Records provided:
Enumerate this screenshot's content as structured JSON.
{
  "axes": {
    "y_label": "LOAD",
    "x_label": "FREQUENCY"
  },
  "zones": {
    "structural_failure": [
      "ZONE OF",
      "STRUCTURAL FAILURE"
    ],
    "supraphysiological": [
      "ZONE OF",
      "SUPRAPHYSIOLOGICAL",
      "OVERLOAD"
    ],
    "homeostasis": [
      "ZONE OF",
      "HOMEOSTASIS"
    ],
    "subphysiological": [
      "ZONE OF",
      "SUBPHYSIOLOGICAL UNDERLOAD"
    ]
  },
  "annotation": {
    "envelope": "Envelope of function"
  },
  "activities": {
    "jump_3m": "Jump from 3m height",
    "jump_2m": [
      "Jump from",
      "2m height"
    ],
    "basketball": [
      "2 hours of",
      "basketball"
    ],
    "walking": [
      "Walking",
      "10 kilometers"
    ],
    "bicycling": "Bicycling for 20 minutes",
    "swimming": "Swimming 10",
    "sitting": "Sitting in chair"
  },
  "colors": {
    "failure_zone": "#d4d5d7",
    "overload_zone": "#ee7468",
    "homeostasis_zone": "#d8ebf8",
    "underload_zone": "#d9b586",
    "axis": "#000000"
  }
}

What the task requires: Where a line in the material above holds "height", copy that line.

Written solution:
    "jump_3m": "Jump from 3m height",
      "2m height"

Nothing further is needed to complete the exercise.